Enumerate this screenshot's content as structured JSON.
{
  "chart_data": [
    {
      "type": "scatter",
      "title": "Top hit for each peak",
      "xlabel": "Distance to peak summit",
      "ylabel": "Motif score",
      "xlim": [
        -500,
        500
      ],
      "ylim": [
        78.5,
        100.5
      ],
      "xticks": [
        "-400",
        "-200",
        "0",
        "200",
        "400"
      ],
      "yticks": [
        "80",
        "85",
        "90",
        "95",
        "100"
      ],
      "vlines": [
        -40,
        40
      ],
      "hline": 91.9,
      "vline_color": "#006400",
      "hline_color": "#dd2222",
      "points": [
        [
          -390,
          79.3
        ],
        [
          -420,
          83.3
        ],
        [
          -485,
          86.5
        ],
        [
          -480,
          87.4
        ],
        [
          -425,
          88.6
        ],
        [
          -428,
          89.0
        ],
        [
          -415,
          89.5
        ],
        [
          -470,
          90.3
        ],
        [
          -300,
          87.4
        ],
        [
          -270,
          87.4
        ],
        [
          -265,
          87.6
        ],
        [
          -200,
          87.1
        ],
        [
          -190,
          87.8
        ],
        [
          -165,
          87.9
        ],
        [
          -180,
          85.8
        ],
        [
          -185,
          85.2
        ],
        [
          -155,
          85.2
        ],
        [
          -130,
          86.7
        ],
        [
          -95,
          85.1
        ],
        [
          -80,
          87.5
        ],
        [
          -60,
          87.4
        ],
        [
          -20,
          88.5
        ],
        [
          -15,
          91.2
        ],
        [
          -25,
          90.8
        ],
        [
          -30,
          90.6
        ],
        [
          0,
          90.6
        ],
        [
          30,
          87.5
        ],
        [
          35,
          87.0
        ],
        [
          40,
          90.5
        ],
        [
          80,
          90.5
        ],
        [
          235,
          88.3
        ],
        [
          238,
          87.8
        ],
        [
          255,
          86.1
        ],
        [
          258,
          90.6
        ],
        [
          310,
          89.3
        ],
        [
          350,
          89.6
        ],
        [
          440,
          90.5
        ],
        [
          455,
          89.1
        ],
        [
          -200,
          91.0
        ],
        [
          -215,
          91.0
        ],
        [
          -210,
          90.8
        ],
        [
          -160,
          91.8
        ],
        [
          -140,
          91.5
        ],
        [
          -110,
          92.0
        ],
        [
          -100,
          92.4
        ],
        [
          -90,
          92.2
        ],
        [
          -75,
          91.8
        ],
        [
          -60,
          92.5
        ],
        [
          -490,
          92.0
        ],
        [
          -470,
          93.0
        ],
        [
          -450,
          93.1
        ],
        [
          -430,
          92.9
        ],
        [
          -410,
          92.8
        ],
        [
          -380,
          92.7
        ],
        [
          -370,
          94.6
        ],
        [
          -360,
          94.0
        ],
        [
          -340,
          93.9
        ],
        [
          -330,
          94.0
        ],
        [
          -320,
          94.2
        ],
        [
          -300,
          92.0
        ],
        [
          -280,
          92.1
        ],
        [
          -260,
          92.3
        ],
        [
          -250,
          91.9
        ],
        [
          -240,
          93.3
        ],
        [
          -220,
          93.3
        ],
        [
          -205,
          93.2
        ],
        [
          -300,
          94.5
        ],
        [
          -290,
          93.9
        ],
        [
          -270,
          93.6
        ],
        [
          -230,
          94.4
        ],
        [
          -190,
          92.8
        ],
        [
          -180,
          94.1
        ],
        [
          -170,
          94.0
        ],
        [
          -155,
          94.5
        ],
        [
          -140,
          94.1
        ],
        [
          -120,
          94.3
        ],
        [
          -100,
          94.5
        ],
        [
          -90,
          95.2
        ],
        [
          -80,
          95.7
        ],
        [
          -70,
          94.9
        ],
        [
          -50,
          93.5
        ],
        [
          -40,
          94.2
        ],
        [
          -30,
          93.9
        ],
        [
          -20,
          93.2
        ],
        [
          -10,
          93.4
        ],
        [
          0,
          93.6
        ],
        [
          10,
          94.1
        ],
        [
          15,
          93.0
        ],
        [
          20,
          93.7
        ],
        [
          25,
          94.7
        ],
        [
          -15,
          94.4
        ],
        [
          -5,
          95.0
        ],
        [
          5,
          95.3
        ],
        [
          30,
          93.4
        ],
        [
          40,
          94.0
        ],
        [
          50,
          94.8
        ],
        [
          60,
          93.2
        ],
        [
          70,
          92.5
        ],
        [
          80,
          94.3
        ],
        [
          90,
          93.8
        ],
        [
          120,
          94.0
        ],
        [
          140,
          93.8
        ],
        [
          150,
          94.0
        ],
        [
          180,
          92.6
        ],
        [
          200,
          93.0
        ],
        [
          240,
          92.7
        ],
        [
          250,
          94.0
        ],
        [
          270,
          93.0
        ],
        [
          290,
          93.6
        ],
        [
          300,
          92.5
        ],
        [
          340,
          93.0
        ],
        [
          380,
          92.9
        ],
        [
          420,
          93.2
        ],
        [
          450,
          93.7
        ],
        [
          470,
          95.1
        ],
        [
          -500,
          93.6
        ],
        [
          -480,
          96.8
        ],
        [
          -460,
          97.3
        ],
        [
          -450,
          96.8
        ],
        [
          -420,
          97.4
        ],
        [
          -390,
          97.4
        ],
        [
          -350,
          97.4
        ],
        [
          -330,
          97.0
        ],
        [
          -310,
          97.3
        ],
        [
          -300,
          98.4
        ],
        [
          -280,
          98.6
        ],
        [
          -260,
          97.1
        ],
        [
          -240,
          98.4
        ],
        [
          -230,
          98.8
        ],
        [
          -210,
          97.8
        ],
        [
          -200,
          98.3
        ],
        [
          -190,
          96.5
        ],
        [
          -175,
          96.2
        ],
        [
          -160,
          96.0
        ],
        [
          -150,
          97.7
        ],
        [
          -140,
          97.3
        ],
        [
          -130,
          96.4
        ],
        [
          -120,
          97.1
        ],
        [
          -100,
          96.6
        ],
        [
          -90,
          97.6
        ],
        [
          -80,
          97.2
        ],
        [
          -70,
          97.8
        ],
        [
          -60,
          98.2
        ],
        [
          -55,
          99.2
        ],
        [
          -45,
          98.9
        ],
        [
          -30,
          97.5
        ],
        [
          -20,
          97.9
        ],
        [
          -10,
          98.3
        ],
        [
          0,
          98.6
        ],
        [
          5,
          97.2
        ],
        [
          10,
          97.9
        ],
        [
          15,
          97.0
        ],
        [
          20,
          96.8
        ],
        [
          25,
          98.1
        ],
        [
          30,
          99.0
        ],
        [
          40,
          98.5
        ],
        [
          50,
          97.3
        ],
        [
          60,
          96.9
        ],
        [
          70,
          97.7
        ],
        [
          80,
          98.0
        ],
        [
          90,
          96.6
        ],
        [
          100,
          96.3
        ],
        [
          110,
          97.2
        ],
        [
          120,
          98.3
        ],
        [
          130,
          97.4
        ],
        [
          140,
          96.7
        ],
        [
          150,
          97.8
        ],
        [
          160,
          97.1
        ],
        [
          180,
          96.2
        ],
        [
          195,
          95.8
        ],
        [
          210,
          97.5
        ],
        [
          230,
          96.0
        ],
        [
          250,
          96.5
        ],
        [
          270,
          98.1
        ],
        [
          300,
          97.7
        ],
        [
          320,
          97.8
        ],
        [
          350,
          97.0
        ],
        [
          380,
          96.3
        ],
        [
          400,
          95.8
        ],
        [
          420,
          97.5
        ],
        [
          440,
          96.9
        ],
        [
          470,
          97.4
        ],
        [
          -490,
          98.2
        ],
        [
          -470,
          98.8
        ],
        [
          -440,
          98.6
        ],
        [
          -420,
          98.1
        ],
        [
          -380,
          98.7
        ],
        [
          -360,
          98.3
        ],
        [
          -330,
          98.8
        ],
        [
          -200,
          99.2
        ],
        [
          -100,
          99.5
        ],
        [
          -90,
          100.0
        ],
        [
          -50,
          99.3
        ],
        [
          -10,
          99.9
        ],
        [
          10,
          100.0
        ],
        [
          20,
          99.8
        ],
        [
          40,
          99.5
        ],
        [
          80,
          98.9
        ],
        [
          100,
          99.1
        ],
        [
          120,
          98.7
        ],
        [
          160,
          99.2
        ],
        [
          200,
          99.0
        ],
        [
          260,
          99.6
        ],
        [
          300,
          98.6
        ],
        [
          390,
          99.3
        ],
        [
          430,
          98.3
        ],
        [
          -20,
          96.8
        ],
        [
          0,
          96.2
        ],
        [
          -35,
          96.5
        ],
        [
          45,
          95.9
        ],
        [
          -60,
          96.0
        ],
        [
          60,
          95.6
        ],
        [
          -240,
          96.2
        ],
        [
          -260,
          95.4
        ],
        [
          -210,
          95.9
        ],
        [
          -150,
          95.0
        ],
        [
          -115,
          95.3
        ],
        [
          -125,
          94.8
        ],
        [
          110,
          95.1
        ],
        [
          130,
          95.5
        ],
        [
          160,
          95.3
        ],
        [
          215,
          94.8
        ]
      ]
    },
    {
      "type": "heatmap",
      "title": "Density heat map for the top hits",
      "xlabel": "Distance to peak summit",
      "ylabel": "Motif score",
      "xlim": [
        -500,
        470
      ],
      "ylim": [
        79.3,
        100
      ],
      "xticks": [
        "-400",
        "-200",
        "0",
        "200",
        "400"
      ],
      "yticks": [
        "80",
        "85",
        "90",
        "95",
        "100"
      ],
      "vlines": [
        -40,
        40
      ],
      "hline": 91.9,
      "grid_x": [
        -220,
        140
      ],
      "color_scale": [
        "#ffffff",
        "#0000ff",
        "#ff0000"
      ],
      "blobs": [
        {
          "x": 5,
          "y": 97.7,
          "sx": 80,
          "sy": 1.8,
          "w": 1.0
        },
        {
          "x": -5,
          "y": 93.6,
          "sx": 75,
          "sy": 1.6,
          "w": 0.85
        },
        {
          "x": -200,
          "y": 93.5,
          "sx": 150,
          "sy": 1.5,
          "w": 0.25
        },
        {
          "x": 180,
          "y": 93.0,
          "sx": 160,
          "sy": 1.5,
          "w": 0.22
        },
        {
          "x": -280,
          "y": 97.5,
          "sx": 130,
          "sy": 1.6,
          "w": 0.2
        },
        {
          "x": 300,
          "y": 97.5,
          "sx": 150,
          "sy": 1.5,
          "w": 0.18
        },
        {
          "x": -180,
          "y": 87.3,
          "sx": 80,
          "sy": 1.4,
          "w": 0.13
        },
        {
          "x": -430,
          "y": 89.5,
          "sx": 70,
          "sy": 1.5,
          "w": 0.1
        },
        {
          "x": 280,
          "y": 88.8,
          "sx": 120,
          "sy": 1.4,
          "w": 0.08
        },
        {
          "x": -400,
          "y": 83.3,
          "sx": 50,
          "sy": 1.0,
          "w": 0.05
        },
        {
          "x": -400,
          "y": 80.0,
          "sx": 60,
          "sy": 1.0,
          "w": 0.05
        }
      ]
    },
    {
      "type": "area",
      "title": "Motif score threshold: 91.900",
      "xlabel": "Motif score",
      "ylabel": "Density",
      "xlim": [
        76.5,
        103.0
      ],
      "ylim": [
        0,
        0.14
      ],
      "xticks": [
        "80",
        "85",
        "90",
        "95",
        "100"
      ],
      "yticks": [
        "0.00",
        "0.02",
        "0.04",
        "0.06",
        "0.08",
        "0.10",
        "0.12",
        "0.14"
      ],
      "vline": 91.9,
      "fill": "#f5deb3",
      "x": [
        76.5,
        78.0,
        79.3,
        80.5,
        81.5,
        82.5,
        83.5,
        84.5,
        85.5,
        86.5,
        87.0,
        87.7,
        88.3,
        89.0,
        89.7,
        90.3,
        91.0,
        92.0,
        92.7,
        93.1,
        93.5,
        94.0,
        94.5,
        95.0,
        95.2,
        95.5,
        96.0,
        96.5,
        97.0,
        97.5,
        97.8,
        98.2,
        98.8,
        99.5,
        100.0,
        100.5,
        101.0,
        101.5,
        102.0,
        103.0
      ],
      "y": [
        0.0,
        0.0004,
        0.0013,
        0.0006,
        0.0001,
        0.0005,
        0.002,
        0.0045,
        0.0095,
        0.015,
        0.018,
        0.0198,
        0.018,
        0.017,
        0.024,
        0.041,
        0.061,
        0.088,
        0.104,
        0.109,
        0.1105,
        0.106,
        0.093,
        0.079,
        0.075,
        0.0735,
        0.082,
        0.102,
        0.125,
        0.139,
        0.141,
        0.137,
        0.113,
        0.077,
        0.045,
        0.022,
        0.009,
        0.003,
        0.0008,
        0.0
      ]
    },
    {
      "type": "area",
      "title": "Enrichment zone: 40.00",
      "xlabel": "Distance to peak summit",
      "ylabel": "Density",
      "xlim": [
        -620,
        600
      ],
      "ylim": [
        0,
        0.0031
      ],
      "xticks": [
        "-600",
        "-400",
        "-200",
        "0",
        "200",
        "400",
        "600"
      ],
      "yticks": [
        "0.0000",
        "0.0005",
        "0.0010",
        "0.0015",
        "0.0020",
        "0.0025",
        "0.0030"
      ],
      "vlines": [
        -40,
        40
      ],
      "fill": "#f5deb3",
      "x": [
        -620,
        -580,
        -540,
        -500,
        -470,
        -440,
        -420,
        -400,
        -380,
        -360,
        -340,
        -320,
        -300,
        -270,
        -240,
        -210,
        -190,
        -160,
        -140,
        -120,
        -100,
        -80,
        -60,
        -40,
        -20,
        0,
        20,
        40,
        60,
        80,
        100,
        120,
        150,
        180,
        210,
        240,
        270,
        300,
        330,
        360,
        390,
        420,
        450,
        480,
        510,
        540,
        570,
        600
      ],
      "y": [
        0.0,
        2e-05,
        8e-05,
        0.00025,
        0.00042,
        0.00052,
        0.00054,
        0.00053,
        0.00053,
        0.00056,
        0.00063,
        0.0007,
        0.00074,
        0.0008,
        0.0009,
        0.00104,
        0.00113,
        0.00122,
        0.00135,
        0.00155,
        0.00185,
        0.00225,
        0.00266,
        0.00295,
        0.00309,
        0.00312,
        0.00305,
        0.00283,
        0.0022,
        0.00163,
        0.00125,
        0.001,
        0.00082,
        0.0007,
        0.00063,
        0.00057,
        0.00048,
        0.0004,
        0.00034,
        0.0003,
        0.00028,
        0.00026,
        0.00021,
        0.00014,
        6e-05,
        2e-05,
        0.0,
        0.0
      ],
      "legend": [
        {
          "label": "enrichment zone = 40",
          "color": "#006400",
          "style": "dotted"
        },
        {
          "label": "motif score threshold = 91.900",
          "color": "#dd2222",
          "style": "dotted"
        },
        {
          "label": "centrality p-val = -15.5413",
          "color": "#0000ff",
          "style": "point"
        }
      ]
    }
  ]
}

------------------------------

> SET PROBLEM
From the records above, pull out each line that has "score".

> EXERCISE OUTPUT
      "ylabel": "Motif score",
      "ylabel": "Motif score",
      "title": "Motif score threshold: 91.900",
      "xlabel": "Motif score",
          "label": "motif score threshold = 91.900",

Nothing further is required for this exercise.